| Exercise brief |
Give only one thing: the number of lines that include the word "items".

| Data for the task |
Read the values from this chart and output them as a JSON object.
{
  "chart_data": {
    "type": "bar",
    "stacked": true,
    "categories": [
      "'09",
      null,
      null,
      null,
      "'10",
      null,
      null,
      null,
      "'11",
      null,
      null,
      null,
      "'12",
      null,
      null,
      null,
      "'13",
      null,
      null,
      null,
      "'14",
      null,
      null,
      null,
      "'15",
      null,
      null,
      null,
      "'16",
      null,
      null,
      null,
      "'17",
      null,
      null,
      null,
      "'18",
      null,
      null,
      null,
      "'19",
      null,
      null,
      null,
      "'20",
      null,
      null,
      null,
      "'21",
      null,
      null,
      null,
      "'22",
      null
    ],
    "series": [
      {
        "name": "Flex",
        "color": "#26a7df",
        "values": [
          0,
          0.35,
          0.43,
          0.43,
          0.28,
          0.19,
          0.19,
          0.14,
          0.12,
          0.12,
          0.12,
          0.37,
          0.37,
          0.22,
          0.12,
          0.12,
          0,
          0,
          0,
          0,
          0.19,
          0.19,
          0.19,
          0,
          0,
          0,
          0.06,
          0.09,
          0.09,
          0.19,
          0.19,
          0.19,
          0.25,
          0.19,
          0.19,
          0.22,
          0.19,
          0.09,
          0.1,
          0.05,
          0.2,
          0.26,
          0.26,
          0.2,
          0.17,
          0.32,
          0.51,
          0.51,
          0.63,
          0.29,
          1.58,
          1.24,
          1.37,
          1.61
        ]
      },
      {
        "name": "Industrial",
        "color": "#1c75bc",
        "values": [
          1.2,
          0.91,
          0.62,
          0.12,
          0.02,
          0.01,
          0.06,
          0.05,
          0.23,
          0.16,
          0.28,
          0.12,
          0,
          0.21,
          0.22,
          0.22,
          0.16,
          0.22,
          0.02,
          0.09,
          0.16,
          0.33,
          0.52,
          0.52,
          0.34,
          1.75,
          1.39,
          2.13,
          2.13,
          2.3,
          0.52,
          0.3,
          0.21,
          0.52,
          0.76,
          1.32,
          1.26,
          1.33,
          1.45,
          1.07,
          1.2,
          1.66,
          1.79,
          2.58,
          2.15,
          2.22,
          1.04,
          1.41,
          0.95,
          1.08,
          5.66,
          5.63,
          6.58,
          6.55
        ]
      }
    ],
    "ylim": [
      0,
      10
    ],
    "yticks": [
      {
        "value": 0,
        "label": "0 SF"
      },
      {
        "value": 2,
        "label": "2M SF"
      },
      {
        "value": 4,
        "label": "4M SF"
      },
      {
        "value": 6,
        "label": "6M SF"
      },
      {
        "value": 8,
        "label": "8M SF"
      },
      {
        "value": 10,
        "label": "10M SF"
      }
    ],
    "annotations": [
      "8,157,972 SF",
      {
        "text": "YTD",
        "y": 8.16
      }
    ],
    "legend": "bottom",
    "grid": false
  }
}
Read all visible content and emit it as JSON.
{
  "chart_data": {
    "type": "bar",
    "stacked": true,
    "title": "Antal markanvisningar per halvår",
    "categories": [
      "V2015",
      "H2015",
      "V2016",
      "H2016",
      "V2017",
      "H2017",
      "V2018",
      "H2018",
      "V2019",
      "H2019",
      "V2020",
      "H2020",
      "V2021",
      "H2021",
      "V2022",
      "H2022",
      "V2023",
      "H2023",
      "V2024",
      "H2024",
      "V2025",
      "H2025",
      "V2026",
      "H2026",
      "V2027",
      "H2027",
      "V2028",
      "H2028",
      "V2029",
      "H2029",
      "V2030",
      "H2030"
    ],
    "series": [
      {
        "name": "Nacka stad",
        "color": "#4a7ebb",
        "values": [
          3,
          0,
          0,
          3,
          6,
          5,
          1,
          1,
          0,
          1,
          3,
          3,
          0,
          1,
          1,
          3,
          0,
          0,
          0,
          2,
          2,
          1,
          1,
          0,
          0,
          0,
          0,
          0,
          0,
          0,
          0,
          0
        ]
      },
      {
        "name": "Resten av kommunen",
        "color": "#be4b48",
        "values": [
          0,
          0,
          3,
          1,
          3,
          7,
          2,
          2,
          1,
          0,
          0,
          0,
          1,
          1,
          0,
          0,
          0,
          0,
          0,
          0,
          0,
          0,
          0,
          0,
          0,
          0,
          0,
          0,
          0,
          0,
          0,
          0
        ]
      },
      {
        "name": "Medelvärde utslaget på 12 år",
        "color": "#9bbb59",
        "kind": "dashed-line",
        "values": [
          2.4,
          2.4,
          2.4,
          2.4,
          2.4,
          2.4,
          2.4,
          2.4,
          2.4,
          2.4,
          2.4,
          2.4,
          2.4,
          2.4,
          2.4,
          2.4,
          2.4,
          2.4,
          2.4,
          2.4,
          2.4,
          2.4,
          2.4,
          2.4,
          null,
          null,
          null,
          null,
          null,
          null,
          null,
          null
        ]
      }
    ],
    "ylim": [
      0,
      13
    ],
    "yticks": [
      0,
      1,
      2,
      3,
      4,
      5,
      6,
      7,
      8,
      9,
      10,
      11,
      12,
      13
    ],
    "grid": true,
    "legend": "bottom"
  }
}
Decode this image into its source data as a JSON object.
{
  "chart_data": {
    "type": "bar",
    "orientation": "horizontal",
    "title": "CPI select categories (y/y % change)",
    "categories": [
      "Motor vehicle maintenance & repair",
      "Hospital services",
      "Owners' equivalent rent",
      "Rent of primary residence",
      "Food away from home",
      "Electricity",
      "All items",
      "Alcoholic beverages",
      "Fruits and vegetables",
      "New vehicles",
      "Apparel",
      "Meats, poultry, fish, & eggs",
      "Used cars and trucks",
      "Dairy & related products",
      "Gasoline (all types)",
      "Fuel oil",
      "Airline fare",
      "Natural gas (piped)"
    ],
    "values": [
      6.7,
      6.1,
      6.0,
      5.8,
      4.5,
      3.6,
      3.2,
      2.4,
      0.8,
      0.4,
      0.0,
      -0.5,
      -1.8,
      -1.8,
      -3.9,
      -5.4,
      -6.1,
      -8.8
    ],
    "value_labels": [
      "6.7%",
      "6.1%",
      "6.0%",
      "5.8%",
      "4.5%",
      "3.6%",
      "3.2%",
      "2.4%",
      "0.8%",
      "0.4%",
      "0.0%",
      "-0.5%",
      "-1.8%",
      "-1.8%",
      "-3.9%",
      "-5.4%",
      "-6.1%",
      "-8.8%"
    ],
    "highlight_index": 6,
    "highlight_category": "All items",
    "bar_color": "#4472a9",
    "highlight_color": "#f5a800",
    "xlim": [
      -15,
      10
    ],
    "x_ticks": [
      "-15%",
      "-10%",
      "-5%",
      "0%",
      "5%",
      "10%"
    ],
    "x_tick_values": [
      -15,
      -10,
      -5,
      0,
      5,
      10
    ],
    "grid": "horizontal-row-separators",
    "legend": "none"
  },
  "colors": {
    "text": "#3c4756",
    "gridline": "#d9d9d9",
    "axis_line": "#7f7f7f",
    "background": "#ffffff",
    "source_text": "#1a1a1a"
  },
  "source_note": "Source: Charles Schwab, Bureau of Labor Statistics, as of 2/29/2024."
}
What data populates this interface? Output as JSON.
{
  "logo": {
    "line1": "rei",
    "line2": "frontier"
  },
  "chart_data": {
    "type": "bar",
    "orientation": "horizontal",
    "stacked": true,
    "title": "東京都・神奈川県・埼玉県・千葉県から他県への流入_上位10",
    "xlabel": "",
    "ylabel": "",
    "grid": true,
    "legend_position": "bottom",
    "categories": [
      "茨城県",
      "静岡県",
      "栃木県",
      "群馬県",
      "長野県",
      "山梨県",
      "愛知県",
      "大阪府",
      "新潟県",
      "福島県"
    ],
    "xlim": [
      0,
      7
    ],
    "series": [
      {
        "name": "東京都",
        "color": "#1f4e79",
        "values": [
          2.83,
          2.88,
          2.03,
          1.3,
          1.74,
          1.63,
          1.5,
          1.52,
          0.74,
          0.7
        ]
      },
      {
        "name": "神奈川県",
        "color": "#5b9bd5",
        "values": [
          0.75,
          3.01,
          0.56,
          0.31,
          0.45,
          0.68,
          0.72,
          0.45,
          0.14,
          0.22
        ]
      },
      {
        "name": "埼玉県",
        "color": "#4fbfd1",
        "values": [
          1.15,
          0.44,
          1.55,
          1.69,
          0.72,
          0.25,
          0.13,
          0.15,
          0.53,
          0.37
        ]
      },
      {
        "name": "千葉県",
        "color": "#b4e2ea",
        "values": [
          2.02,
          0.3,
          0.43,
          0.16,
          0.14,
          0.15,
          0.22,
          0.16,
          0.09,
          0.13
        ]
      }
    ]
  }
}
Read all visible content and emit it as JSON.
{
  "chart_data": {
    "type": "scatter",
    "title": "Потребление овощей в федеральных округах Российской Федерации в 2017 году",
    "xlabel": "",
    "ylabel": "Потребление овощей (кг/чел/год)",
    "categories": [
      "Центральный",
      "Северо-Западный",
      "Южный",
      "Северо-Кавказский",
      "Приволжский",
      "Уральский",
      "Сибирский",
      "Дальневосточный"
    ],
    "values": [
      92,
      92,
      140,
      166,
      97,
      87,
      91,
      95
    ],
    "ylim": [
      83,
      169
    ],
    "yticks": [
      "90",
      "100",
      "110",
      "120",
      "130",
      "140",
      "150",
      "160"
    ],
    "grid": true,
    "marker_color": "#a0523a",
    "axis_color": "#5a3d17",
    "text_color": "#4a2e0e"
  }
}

| Answer to this task |
2